>>>>

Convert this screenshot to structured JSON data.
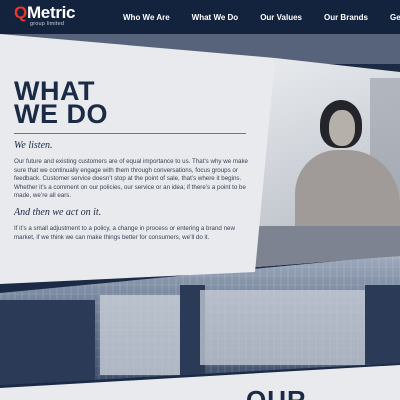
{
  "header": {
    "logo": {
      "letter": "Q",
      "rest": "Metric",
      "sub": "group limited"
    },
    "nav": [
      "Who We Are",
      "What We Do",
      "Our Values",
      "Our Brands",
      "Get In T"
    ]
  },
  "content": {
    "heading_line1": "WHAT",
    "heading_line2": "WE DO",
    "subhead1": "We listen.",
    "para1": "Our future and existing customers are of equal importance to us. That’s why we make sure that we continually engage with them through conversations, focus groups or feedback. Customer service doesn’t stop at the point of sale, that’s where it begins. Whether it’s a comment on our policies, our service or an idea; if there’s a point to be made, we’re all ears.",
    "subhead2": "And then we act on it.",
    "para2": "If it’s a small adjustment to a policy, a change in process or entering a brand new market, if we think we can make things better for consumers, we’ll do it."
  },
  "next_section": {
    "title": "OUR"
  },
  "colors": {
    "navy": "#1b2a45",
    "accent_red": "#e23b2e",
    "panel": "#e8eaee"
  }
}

<<<<

# STATED GOAL
Pull out each line containing the word "make" and copy it.

# RESULT OF THIS EXERCISE
    "para1": "Our future and existing customers are of equal importance to us. That’s why we make sure that we continually engage with them through conversations, focus groups or feedback. Customer service doesn’t stop at the point of sale, that’s where it begins. Whether it’s a comment on our policies, our service or an idea; if there’s a point to be made, we’re all ears.",
    "para2": "If it’s a small adjustment to a policy, a change in process or entering a brand new market, if we think we can make things better for consumers, we’ll do it."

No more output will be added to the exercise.